# Lessers are starting to arrive



## mehlmi01 (Nov 3, 2006)

Looks like the push for the little guys is finally starting. I just saw a flock of about 200 lessers fly into our lake west of Garrison (about and hour and a half north of Bismarck). First sizable flock that I have seen yet this year besides the locals, hopefully it will continue


----------



## lesserlover1 (Nov 28, 2006)

could you just tell me were the X is :eyeroll:


----------



## mshutt (Apr 21, 2007)

meh...let the lessers sqeek all they want....lets get the GIANTS down here to NoDak! To many lessers in my area.


----------



## mehlmi01 (Nov 3, 2006)

Our land extends around a small lake, which is where i saw them fly in tonight. I would be willing to bet that Audubon is going to start to see some action here soon as we are very close to the refuge, which may be a little easier for you to find. Happy Hunting :beer:


----------



## R y a n (Apr 4, 2005)

I would think that this late into October it's no secret that birds are starting to move into all parts of northern North Dakota. Something general like this isn't really pointing out where the "X" is, as much as it is just saying that the smaller migrators are starting to move around....

Heck we're almost to pheasant season and Halloween... I'd _hope_ that birds were starting to migrate.. otherwise they might just have a 2 night flyover south into Nebraska!

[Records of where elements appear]
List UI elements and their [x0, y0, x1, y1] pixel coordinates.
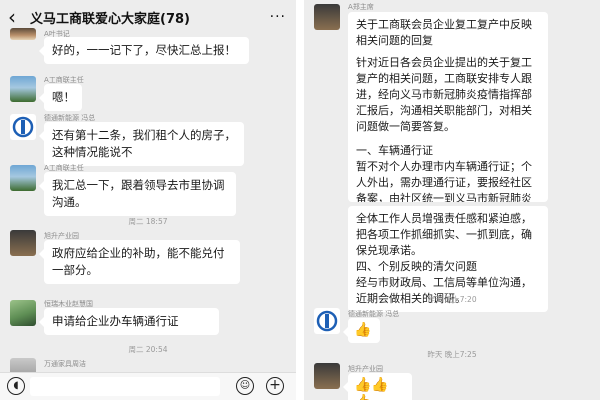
document-intro: 针对近日各会员企业提出的关于复工复产的相关问题，工商联安排专人跟进，经向义马市新…: [356, 56, 532, 133]
chat-panel-right: A郑主席 关于工商联会员企业复工复产中反映相关问题的回复 针对近日各会员企业提出…: [304, 0, 600, 400]
emoji-icon[interactable]: ☺: [236, 377, 254, 395]
voice-icon[interactable]: ◖: [7, 377, 25, 395]
document-section-heading: 四、个别反映的清欠问题: [356, 260, 477, 273]
message-bubble[interactable]: 👍: [343, 318, 380, 343]
avatar[interactable]: [314, 4, 340, 30]
message-bubble[interactable]: 嗯！: [39, 84, 82, 111]
message-bubble[interactable]: 政府应给企业的补助，能不能兑付一部分。: [39, 240, 240, 284]
message-input[interactable]: [30, 377, 220, 396]
message-bubble[interactable]: 还有第十二条，我们租个人的房子，这种情况能说不: [39, 122, 244, 166]
avatar[interactable]: [314, 308, 340, 334]
avatar[interactable]: [314, 363, 340, 389]
chat-title: 义马工商联爱心大家庭(78): [30, 11, 190, 27]
document-section-body: 暂不对个人办理市内车辆通行证；个人外出，需办理通行证，要报经社区备案，由社区统一…: [356, 160, 532, 202]
thumbs-up-icon: 👍👍👍: [354, 377, 389, 400]
document-message-bubble[interactable]: 关于工商联会员企业复工复产中反映相关问题的回复 针对近日各会员企业提出的关于复工…: [348, 12, 548, 202]
timestamp: 昨天 晚上7:20: [427, 295, 477, 304]
sender-name: A郑主席: [348, 3, 374, 11]
avatar[interactable]: [10, 165, 36, 191]
avatar[interactable]: [10, 76, 36, 102]
message-bubble[interactable]: 好的，一一记下了，尽快汇总上报！: [39, 37, 249, 64]
more-options-icon[interactable]: ···: [270, 9, 286, 25]
chat-panel-left: ‹ 义马工商联爱心大家庭(78) ··· A叶书记 好的，一一记下了，尽快汇总上…: [0, 0, 296, 400]
avatar[interactable]: [10, 28, 36, 40]
avatar[interactable]: [10, 230, 36, 256]
avatar[interactable]: [10, 300, 36, 326]
message-bubble[interactable]: 申请给企业办车辆通行证: [39, 308, 219, 335]
company-logo-icon: [12, 116, 34, 138]
sender-name: 万通家具周洁: [44, 360, 86, 368]
message-bubble[interactable]: 👍👍👍: [343, 373, 412, 400]
plus-icon[interactable]: +: [266, 377, 284, 395]
document-continuation: 全体工作人员增强责任感和紧迫感，把各项工作抓细抓实、一抓到底，确保兑现承诺。: [356, 212, 532, 257]
timestamp: 周二 18:57: [128, 217, 168, 226]
timestamp: 周二 20:54: [128, 345, 168, 354]
avatar[interactable]: [10, 114, 36, 140]
document-section-heading: 一、车辆通行证: [356, 144, 433, 157]
thumbs-up-icon: 👍: [354, 322, 372, 338]
message-bubble[interactable]: 我汇总一下，跟着领导去市里协调沟通。: [39, 172, 236, 216]
input-bar: ◖ ☺ +: [0, 372, 296, 400]
document-title: 关于工商联会员企业复工复产中反映相关问题的回复: [356, 18, 532, 47]
timestamp: 昨天 晚上7:25: [427, 350, 477, 359]
company-logo-icon: [316, 310, 338, 332]
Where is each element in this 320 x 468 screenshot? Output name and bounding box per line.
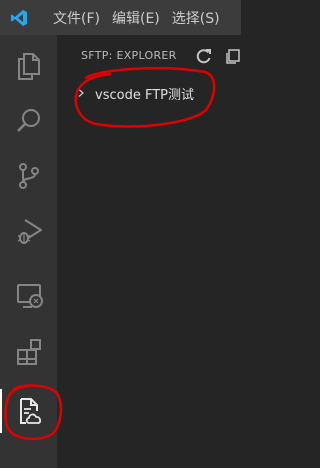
files-icon xyxy=(17,52,40,80)
source-control-icon xyxy=(18,162,39,189)
activity-explorer[interactable] xyxy=(0,38,57,93)
copy-button[interactable] xyxy=(223,47,241,65)
sidebar-header: SFTP: EXPLORER xyxy=(57,35,241,75)
extensions-icon xyxy=(16,338,41,365)
menu-edit[interactable]: 编辑(E) xyxy=(112,8,160,28)
sftp-explorer-sidebar: SFTP: EXPLORER vscode FTP测试 xyxy=(57,35,241,468)
run-debug-icon xyxy=(17,218,42,244)
menu-selection[interactable]: 选择(S) xyxy=(172,8,220,28)
refresh-button[interactable] xyxy=(195,47,213,65)
sftp-icon xyxy=(19,397,41,424)
remote-explorer-icon xyxy=(16,283,43,308)
copy-icon xyxy=(226,49,240,64)
activity-extensions[interactable] xyxy=(0,325,57,380)
vscode-logo-icon xyxy=(10,9,28,27)
search-icon xyxy=(16,108,40,132)
menu-file[interactable]: 文件(F) xyxy=(53,8,100,28)
activity-remote-explorer[interactable] xyxy=(0,268,57,323)
tree-item-remote[interactable]: vscode FTP测试 xyxy=(57,82,241,104)
refresh-icon xyxy=(196,49,211,64)
title-bar: 文件(F) 编辑(E) 选择(S) xyxy=(0,0,241,35)
tree-item-label: vscode FTP测试 xyxy=(95,87,194,103)
activity-run-debug[interactable] xyxy=(0,203,57,258)
chevron-right-icon[interactable] xyxy=(75,87,87,99)
activity-search[interactable] xyxy=(0,93,57,148)
activity-source-control[interactable] xyxy=(0,148,57,203)
sidebar-title: SFTP: EXPLORER xyxy=(81,48,177,62)
activity-sftp[interactable] xyxy=(0,383,57,438)
activity-bar xyxy=(0,35,57,468)
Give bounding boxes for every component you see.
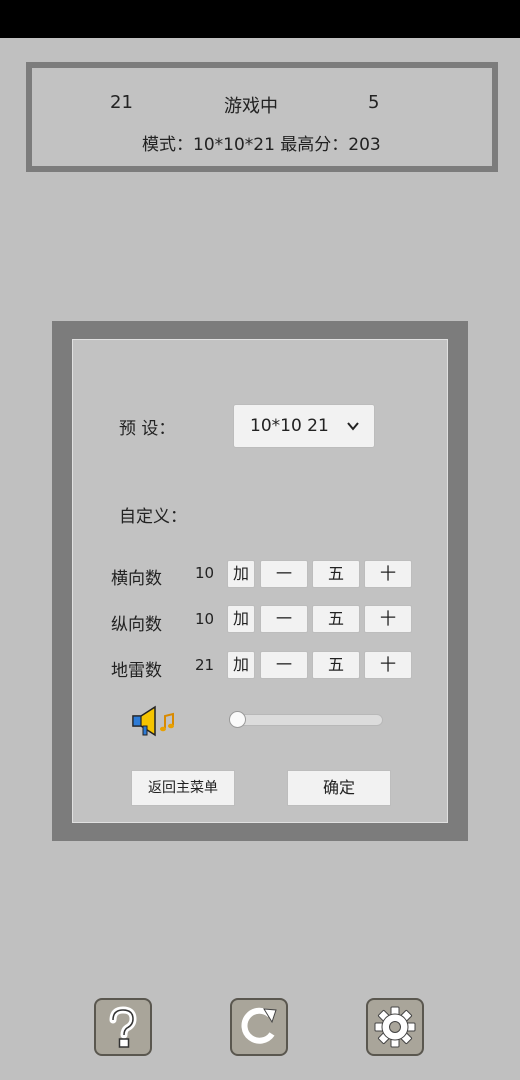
mines-one-button[interactable]: 一 xyxy=(260,651,308,679)
timer: 5 xyxy=(368,92,380,113)
settings-button[interactable] xyxy=(366,998,424,1056)
mines-five-button[interactable]: 五 xyxy=(312,651,360,679)
rows-one-button[interactable]: 一 xyxy=(260,605,308,633)
mines-ten-button[interactable]: 十 xyxy=(364,651,412,679)
back-to-menu-button[interactable]: 返回主菜单 xyxy=(131,770,235,806)
gear-icon xyxy=(374,1006,416,1048)
row-value-mines: 21 xyxy=(195,656,215,674)
custom-label: 自定义： xyxy=(119,507,187,527)
columns-ten-button[interactable]: 十 xyxy=(364,560,412,588)
restart-button[interactable] xyxy=(230,998,288,1056)
columns-five-button[interactable]: 五 xyxy=(312,560,360,588)
chevron-down-icon xyxy=(347,422,359,431)
game-status: 游戏中 xyxy=(224,96,278,117)
settings-dialog-frame: 预 设： 10*10 21 自定义： 横向数 10 加 一 五 十 纵向数 10… xyxy=(52,321,468,841)
mine-counter: 21 xyxy=(110,92,133,113)
restart-icon xyxy=(241,1007,277,1044)
confirm-button[interactable]: 确定 xyxy=(287,770,391,806)
row-label-rows: 纵向数 xyxy=(111,615,162,635)
preset-value: 10*10 21 xyxy=(250,416,329,436)
speaker-icon xyxy=(132,705,174,737)
mode-info: 模式：10*10*21 最高分：203 xyxy=(142,135,381,155)
preset-label: 预 设： xyxy=(119,419,176,439)
status-bar xyxy=(0,0,520,38)
help-button[interactable] xyxy=(94,998,152,1056)
row-value-columns: 10 xyxy=(195,564,215,582)
mines-add-button[interactable]: 加 xyxy=(227,651,255,679)
volume-slider-track[interactable] xyxy=(229,714,383,726)
columns-one-button[interactable]: 一 xyxy=(260,560,308,588)
rows-five-button[interactable]: 五 xyxy=(312,605,360,633)
settings-dialog: 预 设： 10*10 21 自定义： 横向数 10 加 一 五 十 纵向数 10… xyxy=(72,339,448,823)
question-icon xyxy=(109,1006,137,1048)
rows-add-button[interactable]: 加 xyxy=(227,605,255,633)
scoreboard: 21 游戏中 5 模式：10*10*21 最高分：203 xyxy=(26,62,498,172)
columns-add-button[interactable]: 加 xyxy=(227,560,255,588)
preset-dropdown[interactable]: 10*10 21 xyxy=(233,404,375,448)
row-label-columns: 横向数 xyxy=(111,569,162,589)
volume-slider-handle[interactable] xyxy=(229,711,246,728)
rows-ten-button[interactable]: 十 xyxy=(364,605,412,633)
row-value-rows: 10 xyxy=(195,610,215,628)
row-label-mines: 地雷数 xyxy=(111,661,162,681)
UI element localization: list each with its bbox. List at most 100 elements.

**TASK LIST**
A - List each distinct username that posts in the forum thread, giving each name only once.
B - From the entries, transcribe the part that opens with the line containing "files-icon xyxy=(17,52,40,80)" and closes with the line containing "extensions-icon xyxy=(16,338,41,365)", including both of those lines.

**EXPECTED RESPONSES**
A -
mehlmi01
lesserlover1
mshutt
R y a n

B -
files-icon xyxy=(17,52,40,80)
source-control-icon xyxy=(18,162,39,189)
activity-explorer[interactable] xyxy=(0,38,57,93)
copy-button[interactable] xyxy=(223,47,241,65)
sidebar-header: SFTP: EXPLORER xyxy=(57,35,241,75)
extensions-icon xyxy=(16,338,41,365)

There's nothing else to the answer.